Aim of the task: Output all of the entries below precisely as written.

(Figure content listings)

= = = = =

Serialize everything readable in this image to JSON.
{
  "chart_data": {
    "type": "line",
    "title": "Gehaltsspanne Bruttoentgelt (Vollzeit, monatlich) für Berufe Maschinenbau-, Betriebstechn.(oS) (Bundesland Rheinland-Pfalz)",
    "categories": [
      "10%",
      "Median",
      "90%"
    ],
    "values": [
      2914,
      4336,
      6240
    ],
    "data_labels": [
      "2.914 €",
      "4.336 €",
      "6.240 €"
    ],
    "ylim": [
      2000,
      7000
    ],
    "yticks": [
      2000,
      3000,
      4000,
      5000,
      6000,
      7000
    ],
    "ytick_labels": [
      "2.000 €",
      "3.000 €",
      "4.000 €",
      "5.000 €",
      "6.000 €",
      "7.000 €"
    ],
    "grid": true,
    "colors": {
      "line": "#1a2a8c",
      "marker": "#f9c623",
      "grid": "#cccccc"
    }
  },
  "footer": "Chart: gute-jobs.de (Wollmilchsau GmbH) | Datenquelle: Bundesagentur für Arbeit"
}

= = = = =

Answer for the task:
Serialize everything readable in this image to JSON.
{
  "chart_data": {
    "type": "line",
    "title": "Gehaltsspanne Bruttoentgelt (Vollzeit, monatlich) für Berufe Maschinenbau-, Betriebstechn.(oS) (Bundesland Rheinland-Pfalz)",
    "categories": [
      "10%",
      "Median",
      "90%"
    ],
    "values": [
      2914,
      4336,
      6240
    ],
    "data_labels": [
      "2.914 €",
      "4.336 €",
      "6.240 €"
    ],
    "ylim": [
      2000,
      7000
    ],
    "yticks": [
      2000,
      3000,
      4000,
      5000,
      6000,
      7000
    ],
    "ytick_labels": [
      "2.000 €",
      "3.000 €",
      "4.000 €",
      "5.000 €",
      "6.000 €",
      "7.000 €"
    ],
    "grid": true,
    "colors": {
      "line": "#1a2a8c",
      "marker": "#f9c623",
      "grid": "#cccccc"
    }
  },
  "footer": "Chart: gute-jobs.de (Wollmilchsau GmbH) | Datenquelle: Bundesagentur für Arbeit"
}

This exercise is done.